Rows from a dataset:
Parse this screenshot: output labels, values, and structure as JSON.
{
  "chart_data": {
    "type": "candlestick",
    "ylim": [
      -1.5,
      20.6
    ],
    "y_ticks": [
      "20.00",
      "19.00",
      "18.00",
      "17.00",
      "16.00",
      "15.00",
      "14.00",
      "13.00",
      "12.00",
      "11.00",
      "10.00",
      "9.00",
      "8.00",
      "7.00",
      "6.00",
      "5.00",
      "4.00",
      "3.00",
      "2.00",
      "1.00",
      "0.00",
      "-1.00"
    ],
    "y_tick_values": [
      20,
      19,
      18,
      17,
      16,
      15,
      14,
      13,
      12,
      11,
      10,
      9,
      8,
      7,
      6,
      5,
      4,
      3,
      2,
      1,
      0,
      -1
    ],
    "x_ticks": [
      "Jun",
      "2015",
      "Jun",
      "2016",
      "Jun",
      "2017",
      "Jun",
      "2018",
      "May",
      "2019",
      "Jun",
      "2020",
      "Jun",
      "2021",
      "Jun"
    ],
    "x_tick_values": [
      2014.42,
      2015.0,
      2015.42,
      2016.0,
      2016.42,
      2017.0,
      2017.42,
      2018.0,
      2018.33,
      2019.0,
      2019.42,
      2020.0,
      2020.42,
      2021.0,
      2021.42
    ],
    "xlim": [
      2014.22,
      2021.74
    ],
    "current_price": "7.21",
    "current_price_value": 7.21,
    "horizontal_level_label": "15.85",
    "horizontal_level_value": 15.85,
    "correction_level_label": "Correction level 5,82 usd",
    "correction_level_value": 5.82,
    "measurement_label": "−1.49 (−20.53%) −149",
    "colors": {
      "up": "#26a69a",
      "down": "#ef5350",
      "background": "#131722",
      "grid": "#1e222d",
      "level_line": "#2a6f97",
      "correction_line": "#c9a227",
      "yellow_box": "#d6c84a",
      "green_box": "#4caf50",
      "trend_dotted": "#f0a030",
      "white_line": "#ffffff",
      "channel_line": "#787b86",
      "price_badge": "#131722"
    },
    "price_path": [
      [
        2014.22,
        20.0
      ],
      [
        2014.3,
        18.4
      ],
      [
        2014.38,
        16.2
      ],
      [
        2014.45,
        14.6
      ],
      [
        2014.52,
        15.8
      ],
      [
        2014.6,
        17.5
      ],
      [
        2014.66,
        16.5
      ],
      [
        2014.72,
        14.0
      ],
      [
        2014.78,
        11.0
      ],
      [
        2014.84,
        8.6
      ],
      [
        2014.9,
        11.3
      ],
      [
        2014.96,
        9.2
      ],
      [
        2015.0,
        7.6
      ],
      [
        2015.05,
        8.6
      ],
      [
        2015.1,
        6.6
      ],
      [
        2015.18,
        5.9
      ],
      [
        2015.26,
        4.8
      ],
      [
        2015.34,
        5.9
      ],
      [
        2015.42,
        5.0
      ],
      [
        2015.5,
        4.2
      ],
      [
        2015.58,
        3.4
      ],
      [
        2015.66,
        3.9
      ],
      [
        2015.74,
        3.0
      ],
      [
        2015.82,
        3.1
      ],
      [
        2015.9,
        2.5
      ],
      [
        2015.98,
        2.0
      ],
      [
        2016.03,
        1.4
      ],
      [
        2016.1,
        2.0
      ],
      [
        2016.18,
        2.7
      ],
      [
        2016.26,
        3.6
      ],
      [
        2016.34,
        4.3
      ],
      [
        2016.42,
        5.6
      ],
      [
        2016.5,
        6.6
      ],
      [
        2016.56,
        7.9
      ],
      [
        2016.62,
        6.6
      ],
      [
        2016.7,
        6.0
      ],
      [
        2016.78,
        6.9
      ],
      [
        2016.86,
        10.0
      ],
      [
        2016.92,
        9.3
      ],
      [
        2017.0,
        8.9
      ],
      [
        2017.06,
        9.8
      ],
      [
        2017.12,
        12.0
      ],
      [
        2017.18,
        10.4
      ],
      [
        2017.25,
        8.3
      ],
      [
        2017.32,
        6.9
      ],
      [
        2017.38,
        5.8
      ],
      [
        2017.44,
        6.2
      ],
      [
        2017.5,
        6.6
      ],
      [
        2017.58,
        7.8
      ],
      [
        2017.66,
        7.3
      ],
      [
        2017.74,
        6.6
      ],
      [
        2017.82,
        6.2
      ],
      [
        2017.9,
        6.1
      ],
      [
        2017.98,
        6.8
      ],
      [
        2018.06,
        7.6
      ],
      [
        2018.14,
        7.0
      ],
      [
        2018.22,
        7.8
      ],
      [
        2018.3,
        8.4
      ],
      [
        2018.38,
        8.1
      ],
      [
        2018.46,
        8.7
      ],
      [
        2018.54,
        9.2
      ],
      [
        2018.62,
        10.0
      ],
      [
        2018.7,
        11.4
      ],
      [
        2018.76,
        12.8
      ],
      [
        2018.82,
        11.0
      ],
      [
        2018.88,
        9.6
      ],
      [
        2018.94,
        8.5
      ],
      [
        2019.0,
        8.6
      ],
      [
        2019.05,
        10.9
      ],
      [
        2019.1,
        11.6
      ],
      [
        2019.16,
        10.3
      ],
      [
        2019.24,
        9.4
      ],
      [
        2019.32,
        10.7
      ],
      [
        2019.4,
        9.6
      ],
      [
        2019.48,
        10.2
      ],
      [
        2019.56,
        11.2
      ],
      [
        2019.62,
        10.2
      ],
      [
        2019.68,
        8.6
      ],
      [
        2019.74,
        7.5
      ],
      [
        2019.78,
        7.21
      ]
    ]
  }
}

#### [Given instruction]
Make an exact copy of the records.

#### [Exercise output]
Parse this screenshot: output labels, values, and structure as JSON.
{
  "chart_data": {
    "type": "candlestick",
    "ylim": [
      -1.5,
      20.6
    ],
    "y_ticks": [
      "20.00",
      "19.00",
      "18.00",
      "17.00",
      "16.00",
      "15.00",
      "14.00",
      "13.00",
      "12.00",
      "11.00",
      "10.00",
      "9.00",
      "8.00",
      "7.00",
      "6.00",
      "5.00",
      "4.00",
      "3.00",
      "2.00",
      "1.00",
      "0.00",
      "-1.00"
    ],
    "y_tick_values": [
      20,
      19,
      18,
      17,
      16,
      15,
      14,
      13,
      12,
      11,
      10,
      9,
      8,
      7,
      6,
      5,
      4,
      3,
      2,
      1,
      0,
      -1
    ],
    "x_ticks": [
      "Jun",
      "2015",
      "Jun",
      "2016",
      "Jun",
      "2017",
      "Jun",
      "2018",
      "May",
      "2019",
      "Jun",
      "2020",
      "Jun",
      "2021",
      "Jun"
    ],
    "x_tick_values": [
      2014.42,
      2015.0,
      2015.42,
      2016.0,
      2016.42,
      2017.0,
      2017.42,
      2018.0,
      2018.33,
      2019.0,
      2019.42,
      2020.0,
      2020.42,
      2021.0,
      2021.42
    ],
    "xlim": [
      2014.22,
      2021.74
    ],
    "current_price": "7.21",
    "current_price_value": 7.21,
    "horizontal_level_label": "15.85",
    "horizontal_level_value": 15.85,
    "correction_level_label": "Correction level 5,82 usd",
    "correction_level_value": 5.82,
    "measurement_label": "−1.49 (−20.53%) −149",
    "colors": {
      "up": "#26a69a",
      "down": "#ef5350",
      "background": "#131722",
      "grid": "#1e222d",
      "level_line": "#2a6f97",
      "correction_line": "#c9a227",
      "yellow_box": "#d6c84a",
      "green_box": "#4caf50",
      "trend_dotted": "#f0a030",
      "white_line": "#ffffff",
      "channel_line": "#787b86",
      "price_badge": "#131722"
    },
    "price_path": [
      [
        2014.22,
        20.0
      ],
      [
        2014.3,
        18.4
      ],
      [
        2014.38,
        16.2
      ],
      [
        2014.45,
        14.6
      ],
      [
        2014.52,
        15.8
      ],
      [
        2014.6,
        17.5
      ],
      [
        2014.66,
        16.5
      ],
      [
        2014.72,
        14.0
      ],
      [
        2014.78,
        11.0
      ],
      [
        2014.84,
        8.6
      ],
      [
        2014.9,
        11.3
      ],
      [
        2014.96,
        9.2
      ],
      [
        2015.0,
        7.6
      ],
      [
        2015.05,
        8.6
      ],
      [
        2015.1,
        6.6
      ],
      [
        2015.18,
        5.9
      ],
      [
        2015.26,
        4.8
      ],
      [
        2015.34,
        5.9
      ],
      [
        2015.42,
        5.0
      ],
      [
        2015.5,
        4.2
      ],
      [
        2015.58,
        3.4
      ],
      [
        2015.66,
        3.9
      ],
      [
        2015.74,
        3.0
      ],
      [
        2015.82,
        3.1
      ],
      [
        2015.9,
        2.5
      ],
      [
        2015.98,
        2.0
      ],
      [
        2016.03,
        1.4
      ],
      [
        2016.1,
        2.0
      ],
      [
        2016.18,
        2.7
      ],
      [
        2016.26,
        3.6
      ],
      [
        2016.34,
        4.3
      ],
      [
        2016.42,
        5.6
      ],
      [
        2016.5,
        6.6
      ],
      [
        2016.56,
        7.9
      ],
      [
        2016.62,
        6.6
      ],
      [
        2016.7,
        6.0
      ],
      [
        2016.78,
        6.9
      ],
      [
        2016.86,
        10.0
      ],
      [
        2016.92,
        9.3
      ],
      [
        2017.0,
        8.9
      ],
      [
        2017.06,
        9.8
      ],
      [
        2017.12,
        12.0
      ],
      [
        2017.18,
        10.4
      ],
      [
        2017.25,
        8.3
      ],
      [
        2017.32,
        6.9
      ],
      [
        2017.38,
        5.8
      ],
      [
        2017.44,
        6.2
      ],
      [
        2017.5,
        6.6
      ],
      [
        2017.58,
        7.8
      ],
      [
        2017.66,
        7.3
      ],
      [
        2017.74,
        6.6
      ],
      [
        2017.82,
        6.2
      ],
      [
        2017.9,
        6.1
      ],
      [
        2017.98,
        6.8
      ],
      [
        2018.06,
        7.6
      ],
      [
        2018.14,
        7.0
      ],
      [
        2018.22,
        7.8
      ],
      [
        2018.3,
        8.4
      ],
      [
        2018.38,
        8.1
      ],
      [
        2018.46,
        8.7
      ],
      [
        2018.54,
        9.2
      ],
      [
        2018.62,
        10.0
      ],
      [
        2018.7,
        11.4
      ],
      [
        2018.76,
        12.8
      ],
      [
        2018.82,
        11.0
      ],
      [
        2018.88,
        9.6
      ],
      [
        2018.94,
        8.5
      ],
      [
        2019.0,
        8.6
      ],
      [
        2019.05,
        10.9
      ],
      [
        2019.1,
        11.6
      ],
      [
        2019.16,
        10.3
      ],
      [
        2019.24,
        9.4
      ],
      [
        2019.32,
        10.7
      ],
      [
        2019.4,
        9.6
      ],
      [
        2019.48,
        10.2
      ],
      [
        2019.56,
        11.2
      ],
      [
        2019.62,
        10.2
      ],
      [
        2019.68,
        8.6
      ],
      [
        2019.74,
        7.5
      ],
      [
        2019.78,
        7.21
      ]
    ]
  }
}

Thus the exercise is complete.